== GIVEN EXERCISE ==
Reproduce every entry below precisely; do not include the pictures.

== INFORMATION GIVEN ==
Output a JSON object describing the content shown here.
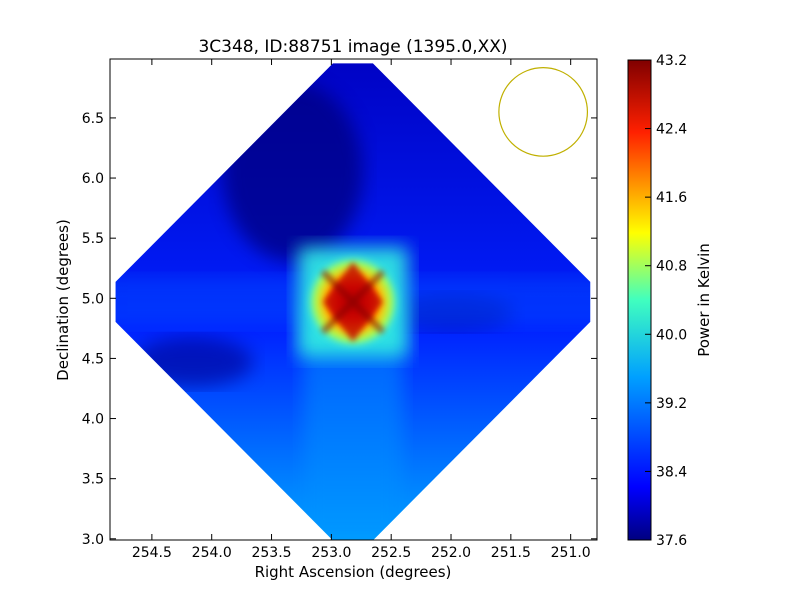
{
  "chart_data": {
    "type": "heatmap",
    "title": "3C348, ID:88751 image (1395.0,XX)",
    "xlabel": "Right Ascension (degrees)",
    "ylabel": "Declination (degrees)",
    "xlim": [
      254.85,
      250.78
    ],
    "ylim": [
      2.99,
      6.99
    ],
    "xticks": [
      254.5,
      254.0,
      253.5,
      253.0,
      252.5,
      252.0,
      251.5,
      251.0
    ],
    "xtick_labels": [
      "254.5",
      "254.0",
      "253.5",
      "253.0",
      "252.5",
      "252.0",
      "251.5",
      "251.0"
    ],
    "yticks": [
      3.0,
      3.5,
      4.0,
      4.5,
      5.0,
      5.5,
      6.0,
      6.5
    ],
    "ytick_labels": [
      "3.0",
      "3.5",
      "4.0",
      "4.5",
      "5.0",
      "5.5",
      "6.0",
      "6.5"
    ],
    "colorbar": {
      "label": "Power in Kelvin",
      "min": 37.6,
      "max": 43.2,
      "ticks": [
        37.6,
        38.4,
        39.2,
        40.0,
        40.8,
        41.6,
        42.4,
        43.2
      ],
      "tick_labels": [
        "37.6",
        "38.4",
        "39.2",
        "40.0",
        "40.8",
        "41.6",
        "42.4",
        "43.2"
      ],
      "colormap": "jet"
    },
    "map": {
      "center": [
        252.82,
        4.97
      ],
      "peak_value": 43.2,
      "field_extent_deg": 2.0,
      "field_shape": "diamond"
    },
    "beam": {
      "center": [
        251.23,
        6.55
      ],
      "radius_deg": 0.37,
      "color": "#c0b000"
    }
  }
}
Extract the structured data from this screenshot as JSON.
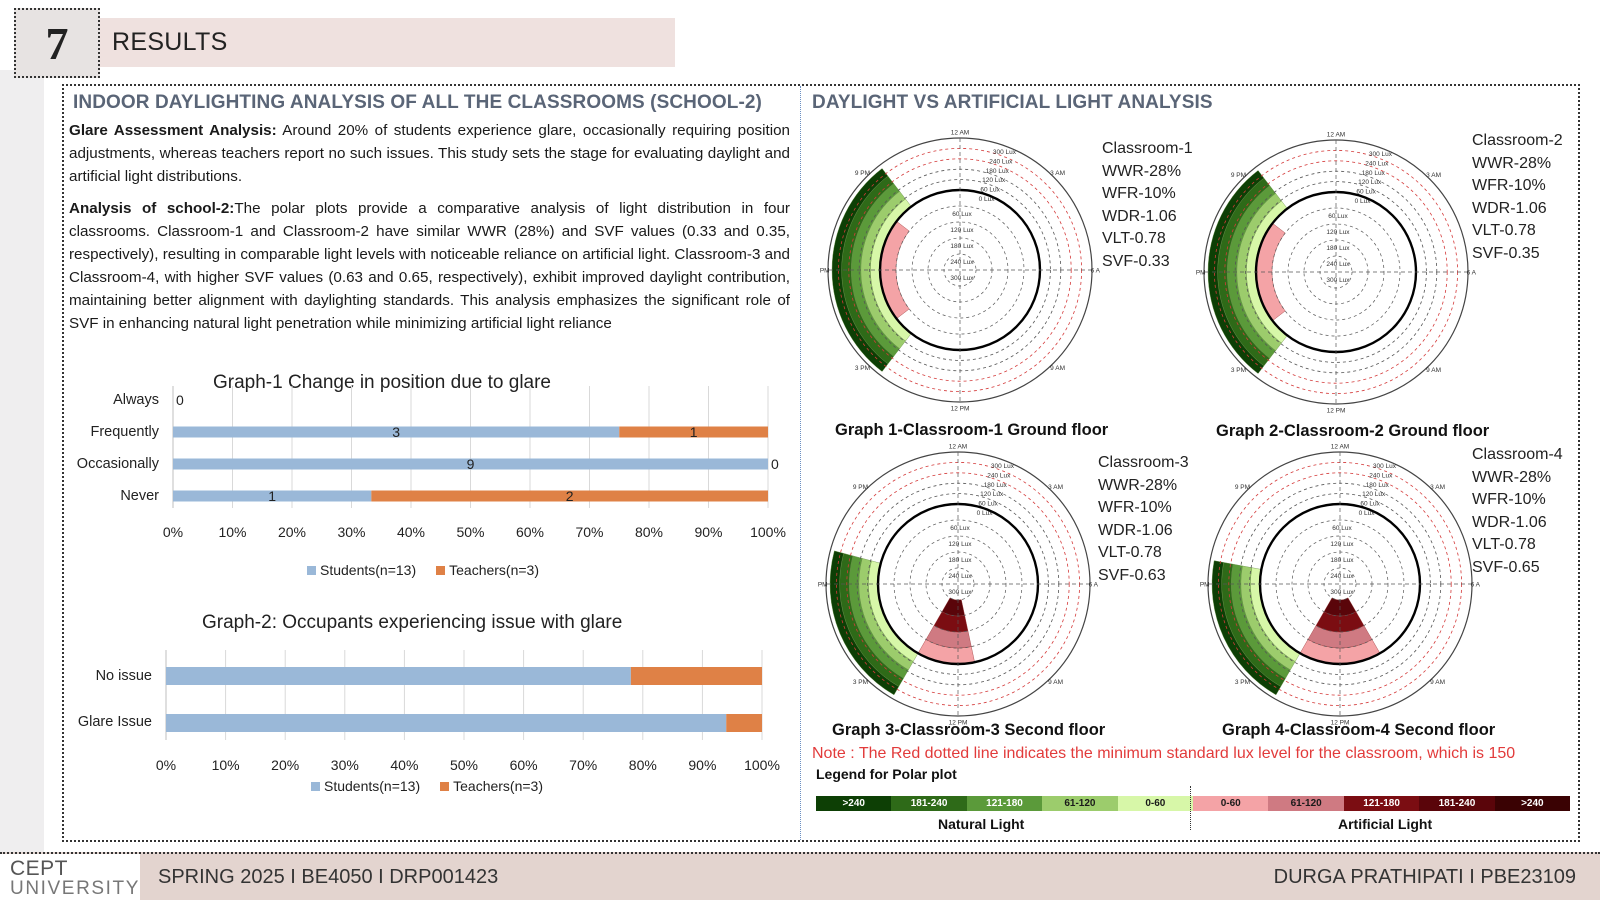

== RESULT OF THE TASK ==
Output a JSON object describing the content shown here.
{
  "chart_data": {
    "type": "heatmap",
    "title": "3C348, ID:88751 image (1395.0,XX)",
    "xlabel": "Right Ascension (degrees)",
    "ylabel": "Declination (degrees)",
    "xlim": [
      254.85,
      250.78
    ],
    "ylim": [
      2.99,
      6.99
    ],
    "xticks": [
      254.5,
      254.0,
      253.5,
      253.0,
      252.5,
      252.0,
      251.5,
      251.0
    ],
    "xtick_labels": [
      "254.5",
      "254.0",
      "253.5",
      "253.0",
      "252.5",
      "252.0",
      "251.5",
      "251.0"
    ],
    "yticks": [
      3.0,
      3.5,
      4.0,
      4.5,
      5.0,
      5.5,
      6.0,
      6.5
    ],
    "ytick_labels": [
      "3.0",
      "3.5",
      "4.0",
      "4.5",
      "5.0",
      "5.5",
      "6.0",
      "6.5"
    ],
    "colorbar": {
      "label": "Power in Kelvin",
      "min": 37.6,
      "max": 43.2,
      "ticks": [
        37.6,
        38.4,
        39.2,
        40.0,
        40.8,
        41.6,
        42.4,
        43.2
      ],
      "tick_labels": [
        "37.6",
        "38.4",
        "39.2",
        "40.0",
        "40.8",
        "41.6",
        "42.4",
        "43.2"
      ],
      "colormap": "jet"
    },
    "map": {
      "center": [
        252.82,
        4.97
      ],
      "peak_value": 43.2,
      "field_extent_deg": 2.0,
      "field_shape": "diamond"
    },
    "beam": {
      "center": [
        251.23,
        6.55
      ],
      "radius_deg": 0.37,
      "color": "#c0b000"
    }
  }
}
Extract the structured data from this screenshot as JSON.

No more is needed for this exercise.